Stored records
-- start --
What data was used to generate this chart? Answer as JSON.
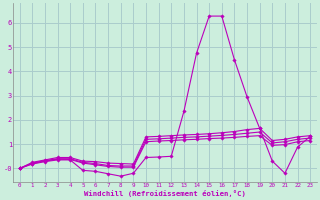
{
  "xlabel": "Windchill (Refroidissement éolien,°C)",
  "background_color": "#cceedd",
  "grid_color": "#aacccc",
  "line_color": "#bb00bb",
  "xlim": [
    -0.5,
    23.5
  ],
  "ylim": [
    -0.55,
    6.8
  ],
  "xticks": [
    0,
    1,
    2,
    3,
    4,
    5,
    6,
    7,
    8,
    9,
    10,
    11,
    12,
    13,
    14,
    15,
    16,
    17,
    18,
    19,
    20,
    21,
    22,
    23
  ],
  "yticks": [
    0,
    1,
    2,
    3,
    4,
    5,
    6
  ],
  "ytick_labels": [
    "-0",
    "1",
    "2",
    "3",
    "4",
    "5",
    "6"
  ],
  "lines": [
    [
      0.0,
      0.25,
      0.35,
      0.45,
      0.45,
      0.3,
      0.28,
      0.22,
      0.2,
      0.18,
      1.3,
      1.32,
      1.35,
      1.38,
      1.4,
      1.43,
      1.47,
      1.52,
      1.6,
      1.65,
      1.15,
      1.2,
      1.3,
      1.35
    ],
    [
      0.0,
      0.22,
      0.32,
      0.4,
      0.4,
      0.25,
      0.2,
      0.12,
      0.1,
      0.1,
      1.2,
      1.22,
      1.25,
      1.28,
      1.3,
      1.33,
      1.36,
      1.4,
      1.45,
      1.5,
      1.05,
      1.1,
      1.2,
      1.25
    ],
    [
      0.0,
      0.2,
      0.3,
      0.38,
      0.37,
      0.22,
      0.15,
      0.08,
      0.05,
      0.05,
      1.1,
      1.13,
      1.15,
      1.18,
      1.2,
      1.23,
      1.25,
      1.28,
      1.32,
      1.35,
      0.95,
      0.98,
      1.1,
      1.15
    ],
    [
      0.0,
      0.18,
      0.28,
      0.35,
      0.35,
      -0.08,
      -0.12,
      -0.22,
      -0.32,
      -0.2,
      0.45,
      0.47,
      0.5,
      2.35,
      4.75,
      6.28,
      6.28,
      4.48,
      2.95,
      1.65,
      0.3,
      -0.2,
      0.88,
      1.32
    ]
  ]
}
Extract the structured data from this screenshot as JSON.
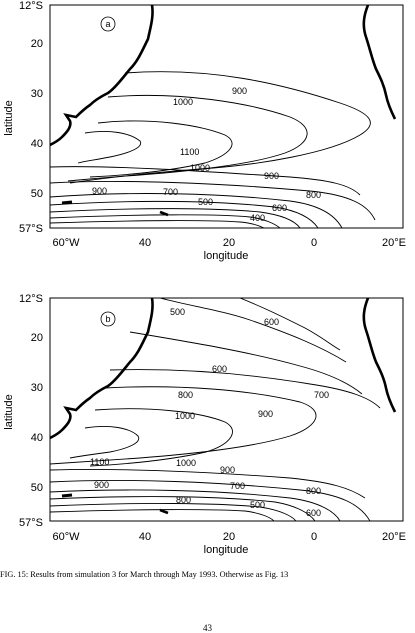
{
  "figure": {
    "caption": "FIG. 15: Results from simulation 3 for March through May 1993. Otherwise as Fig. 13",
    "page_number": "43"
  },
  "chart_data": [
    {
      "type": "contour",
      "panel_label": "a",
      "xlabel": "longitude",
      "ylabel": "latitude",
      "x_ticks": [
        "60°W",
        "40",
        "20",
        "0",
        "20°E"
      ],
      "y_ticks": [
        "12°S",
        "20",
        "30",
        "40",
        "50",
        "57°S"
      ],
      "xlim": [
        -65,
        20
      ],
      "ylim": [
        -57,
        -12
      ],
      "contour_labels": [
        "900",
        "1000",
        "1100",
        "1000",
        "900",
        "900",
        "800",
        "700",
        "600",
        "500",
        "400"
      ]
    },
    {
      "type": "contour",
      "panel_label": "b",
      "xlabel": "longitude",
      "ylabel": "latitude",
      "x_ticks": [
        "60°W",
        "40",
        "20",
        "0",
        "20°E"
      ],
      "y_ticks": [
        "12°S",
        "20",
        "30",
        "40",
        "50",
        "57°S"
      ],
      "xlim": [
        -65,
        20
      ],
      "ylim": [
        -57,
        -12
      ],
      "contour_labels": [
        "500",
        "600",
        "600",
        "700",
        "800",
        "1000",
        "900",
        "1100",
        "1000",
        "900",
        "900",
        "700",
        "800",
        "800",
        "600",
        "500"
      ]
    }
  ]
}
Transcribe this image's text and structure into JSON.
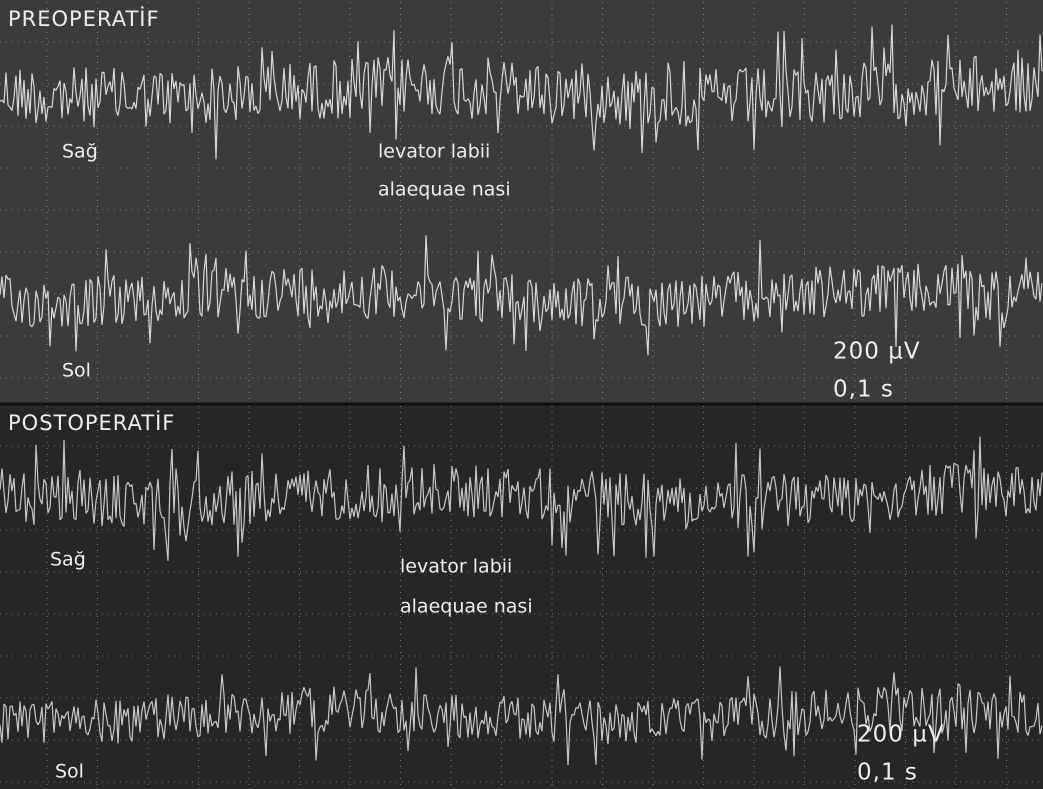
{
  "panels": [
    {
      "title": "PREOPERATİF",
      "upper_side": "Sağ",
      "lower_side": "Sol",
      "muscle": [
        "levator labii",
        "alaequae nasi"
      ],
      "scale": [
        "200 µV",
        "0,1 s"
      ]
    },
    {
      "title": "POSTOPERATİF",
      "upper_side": "Sağ",
      "lower_side": "Sol",
      "muscle": [
        "levator labii",
        "alaequae nasi"
      ],
      "scale": [
        "200 µV",
        "0,1 s"
      ]
    }
  ]
}
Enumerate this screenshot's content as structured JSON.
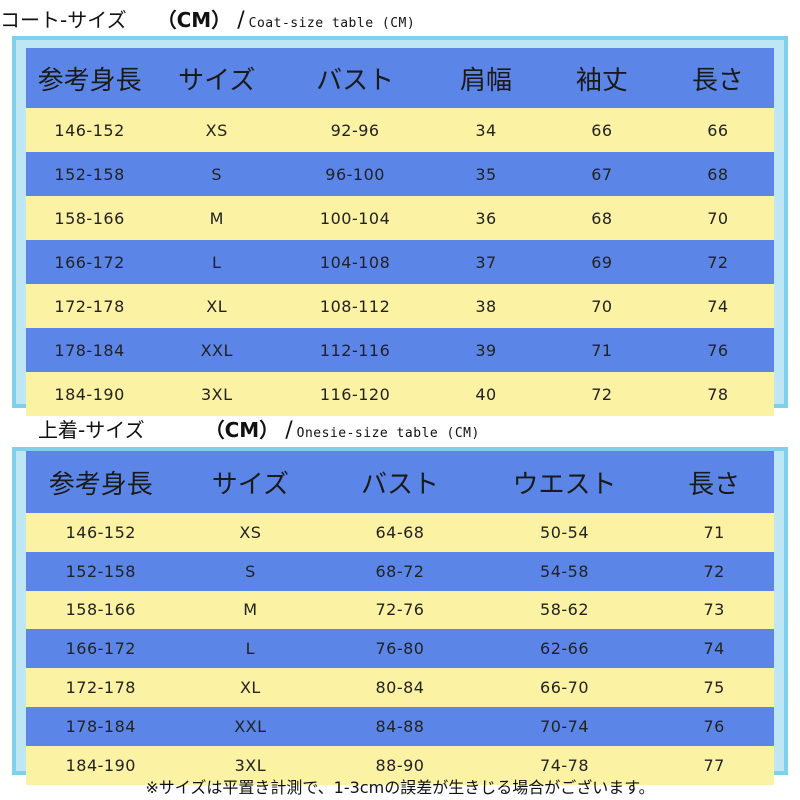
{
  "coat": {
    "title_jp": "コート-サイズ",
    "title_cm": "（CM）",
    "title_slash": "/",
    "title_en": "Coat-size table (CM)",
    "headers": [
      "参考身長",
      "サイズ",
      "バスト",
      "肩幅",
      "袖丈",
      "長さ"
    ],
    "rows": [
      [
        "146-152",
        "XS",
        "92-96",
        "34",
        "66",
        "66"
      ],
      [
        "152-158",
        "S",
        "96-100",
        "35",
        "67",
        "68"
      ],
      [
        "158-166",
        "M",
        "100-104",
        "36",
        "68",
        "70"
      ],
      [
        "166-172",
        "L",
        "104-108",
        "37",
        "69",
        "72"
      ],
      [
        "172-178",
        "XL",
        "108-112",
        "38",
        "70",
        "74"
      ],
      [
        "178-184",
        "XXL",
        "112-116",
        "39",
        "71",
        "76"
      ],
      [
        "184-190",
        "3XL",
        "116-120",
        "40",
        "72",
        "78"
      ]
    ]
  },
  "onesie": {
    "title_jp": "上着-サイズ",
    "title_cm": "（CM）",
    "title_slash": "/",
    "title_en": "Onesie-size table (CM)",
    "headers": [
      "参考身長",
      "サイズ",
      "バスト",
      "ウエスト",
      "長さ"
    ],
    "rows": [
      [
        "146-152",
        "XS",
        "64-68",
        "50-54",
        "71"
      ],
      [
        "152-158",
        "S",
        "68-72",
        "54-58",
        "72"
      ],
      [
        "158-166",
        "M",
        "72-76",
        "58-62",
        "73"
      ],
      [
        "166-172",
        "L",
        "76-80",
        "62-66",
        "74"
      ],
      [
        "172-178",
        "XL",
        "80-84",
        "66-70",
        "75"
      ],
      [
        "178-184",
        "XXL",
        "84-88",
        "70-74",
        "76"
      ],
      [
        "184-190",
        "3XL",
        "88-90",
        "74-78",
        "77"
      ]
    ]
  },
  "footnote": "※サイズは平置き計測で、1-3cmの誤差が生きじる場合がございます。",
  "colors": {
    "blue_row": "#5b86e8",
    "yellow_row": "#fbf2a4",
    "frame": "#7fd0ea"
  }
}
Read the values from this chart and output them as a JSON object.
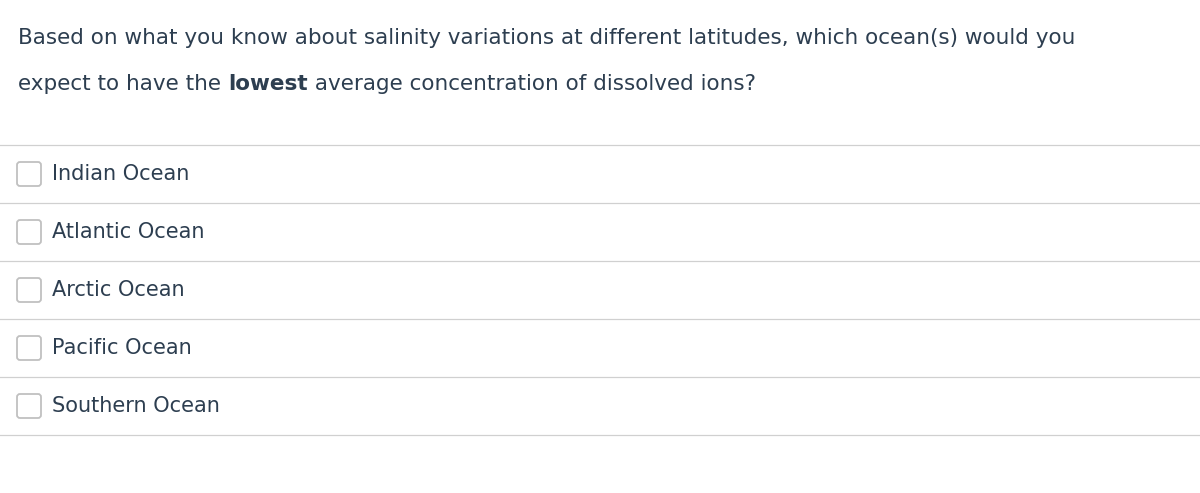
{
  "question_line1": "Based on what you know about salinity variations at different latitudes, which ocean(s) would you",
  "question_line2_pre": "expect to have the ",
  "question_line2_bold": "lowest",
  "question_line2_post": " average concentration of dissolved ions?",
  "options": [
    "Indian Ocean",
    "Atlantic Ocean",
    "Arctic Ocean",
    "Pacific Ocean",
    "Southern Ocean"
  ],
  "bg_color": "#ffffff",
  "text_color": "#2d3e50",
  "line_color": "#d0d0d0",
  "checkbox_edge_color": "#c0c0c0",
  "question_fontsize": 15.5,
  "option_fontsize": 15,
  "fig_width": 12.0,
  "fig_height": 4.93,
  "dpi": 100
}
-- end --
*Task prompt*
Exactly as written, return every line of the listing, but not the pictures.

*Output below*
What data was used to generate this chart? Answer as JSON.
{
  "xlabel": "Windchill (Refroidissement éolien,°C)",
  "background_color": "#cceedd",
  "grid_color": "#aacccc",
  "line_color": "#bb00bb",
  "xlim": [
    -0.5,
    23.5
  ],
  "ylim": [
    -0.55,
    6.8
  ],
  "xticks": [
    0,
    1,
    2,
    3,
    4,
    5,
    6,
    7,
    8,
    9,
    10,
    11,
    12,
    13,
    14,
    15,
    16,
    17,
    18,
    19,
    20,
    21,
    22,
    23
  ],
  "yticks": [
    0,
    1,
    2,
    3,
    4,
    5,
    6
  ],
  "ytick_labels": [
    "-0",
    "1",
    "2",
    "3",
    "4",
    "5",
    "6"
  ],
  "lines": [
    [
      0.0,
      0.25,
      0.35,
      0.45,
      0.45,
      0.3,
      0.28,
      0.22,
      0.2,
      0.18,
      1.3,
      1.32,
      1.35,
      1.38,
      1.4,
      1.43,
      1.47,
      1.52,
      1.6,
      1.65,
      1.15,
      1.2,
      1.3,
      1.35
    ],
    [
      0.0,
      0.22,
      0.32,
      0.4,
      0.4,
      0.25,
      0.2,
      0.12,
      0.1,
      0.1,
      1.2,
      1.22,
      1.25,
      1.28,
      1.3,
      1.33,
      1.36,
      1.4,
      1.45,
      1.5,
      1.05,
      1.1,
      1.2,
      1.25
    ],
    [
      0.0,
      0.2,
      0.3,
      0.38,
      0.37,
      0.22,
      0.15,
      0.08,
      0.05,
      0.05,
      1.1,
      1.13,
      1.15,
      1.18,
      1.2,
      1.23,
      1.25,
      1.28,
      1.32,
      1.35,
      0.95,
      0.98,
      1.1,
      1.15
    ],
    [
      0.0,
      0.18,
      0.28,
      0.35,
      0.35,
      -0.08,
      -0.12,
      -0.22,
      -0.32,
      -0.2,
      0.45,
      0.47,
      0.5,
      2.35,
      4.75,
      6.28,
      6.28,
      4.48,
      2.95,
      1.65,
      0.3,
      -0.2,
      0.88,
      1.32
    ]
  ]
}
Extract the structured data from this screenshot as JSON.
{
  "figure": {
    "caption": "FIG. 15: Results from simulation 3 for March through May 1993. Otherwise as Fig. 13",
    "page_number": "43"
  },
  "chart_data": [
    {
      "type": "contour",
      "panel_label": "a",
      "xlabel": "longitude",
      "ylabel": "latitude",
      "x_ticks": [
        "60°W",
        "40",
        "20",
        "0",
        "20°E"
      ],
      "y_ticks": [
        "12°S",
        "20",
        "30",
        "40",
        "50",
        "57°S"
      ],
      "xlim": [
        -65,
        20
      ],
      "ylim": [
        -57,
        -12
      ],
      "contour_labels": [
        "900",
        "1000",
        "1100",
        "1000",
        "900",
        "900",
        "800",
        "700",
        "600",
        "500",
        "400"
      ]
    },
    {
      "type": "contour",
      "panel_label": "b",
      "xlabel": "longitude",
      "ylabel": "latitude",
      "x_ticks": [
        "60°W",
        "40",
        "20",
        "0",
        "20°E"
      ],
      "y_ticks": [
        "12°S",
        "20",
        "30",
        "40",
        "50",
        "57°S"
      ],
      "xlim": [
        -65,
        20
      ],
      "ylim": [
        -57,
        -12
      ],
      "contour_labels": [
        "500",
        "600",
        "600",
        "700",
        "800",
        "1000",
        "900",
        "1100",
        "1000",
        "900",
        "900",
        "700",
        "800",
        "800",
        "600",
        "500"
      ]
    }
  ]
}
Transcribe this image's text and structure into JSON.
{
  "panels": [
    {
      "title": "PREOPERATİF",
      "upper_side": "Sağ",
      "lower_side": "Sol",
      "muscle": [
        "levator labii",
        "alaequae nasi"
      ],
      "scale": [
        "200 µV",
        "0,1 s"
      ]
    },
    {
      "title": "POSTOPERATİF",
      "upper_side": "Sağ",
      "lower_side": "Sol",
      "muscle": [
        "levator labii",
        "alaequae nasi"
      ],
      "scale": [
        "200 µV",
        "0,1 s"
      ]
    }
  ]
}
Enumerate this screenshot's content as structured JSON.
{
  "coat": {
    "title_jp": "コート-サイズ",
    "title_cm": "（CM）",
    "title_slash": "/",
    "title_en": "Coat-size table (CM)",
    "headers": [
      "参考身長",
      "サイズ",
      "バスト",
      "肩幅",
      "袖丈",
      "長さ"
    ],
    "rows": [
      [
        "146-152",
        "XS",
        "92-96",
        "34",
        "66",
        "66"
      ],
      [
        "152-158",
        "S",
        "96-100",
        "35",
        "67",
        "68"
      ],
      [
        "158-166",
        "M",
        "100-104",
        "36",
        "68",
        "70"
      ],
      [
        "166-172",
        "L",
        "104-108",
        "37",
        "69",
        "72"
      ],
      [
        "172-178",
        "XL",
        "108-112",
        "38",
        "70",
        "74"
      ],
      [
        "178-184",
        "XXL",
        "112-116",
        "39",
        "71",
        "76"
      ],
      [
        "184-190",
        "3XL",
        "116-120",
        "40",
        "72",
        "78"
      ]
    ]
  },
  "onesie": {
    "title_jp": "上着-サイズ",
    "title_cm": "（CM）",
    "title_slash": "/",
    "title_en": "Onesie-size table (CM)",
    "headers": [
      "参考身長",
      "サイズ",
      "バスト",
      "ウエスト",
      "長さ"
    ],
    "rows": [
      [
        "146-152",
        "XS",
        "64-68",
        "50-54",
        "71"
      ],
      [
        "152-158",
        "S",
        "68-72",
        "54-58",
        "72"
      ],
      [
        "158-166",
        "M",
        "72-76",
        "58-62",
        "73"
      ],
      [
        "166-172",
        "L",
        "76-80",
        "62-66",
        "74"
      ],
      [
        "172-178",
        "XL",
        "80-84",
        "66-70",
        "75"
      ],
      [
        "178-184",
        "XXL",
        "84-88",
        "70-74",
        "76"
      ],
      [
        "184-190",
        "3XL",
        "88-90",
        "74-78",
        "77"
      ]
    ]
  },
  "footnote": "※サイズは平置き計測で、1-3cmの誤差が生きじる場合がございます。",
  "colors": {
    "blue_row": "#5b86e8",
    "yellow_row": "#fbf2a4",
    "frame": "#7fd0ea"
  }
}
Read the values from this chart and output them as a JSON object.
{
  "question_line1": "Based on what you know about salinity variations at different latitudes, which ocean(s) would you",
  "question_line2_pre": "expect to have the ",
  "question_line2_bold": "lowest",
  "question_line2_post": " average concentration of dissolved ions?",
  "options": [
    "Indian Ocean",
    "Atlantic Ocean",
    "Arctic Ocean",
    "Pacific Ocean",
    "Southern Ocean"
  ],
  "bg_color": "#ffffff",
  "text_color": "#2d3e50",
  "line_color": "#d0d0d0",
  "checkbox_edge_color": "#c0c0c0",
  "question_fontsize": 15.5,
  "option_fontsize": 15,
  "fig_width": 12.0,
  "fig_height": 4.93,
  "dpi": 100
}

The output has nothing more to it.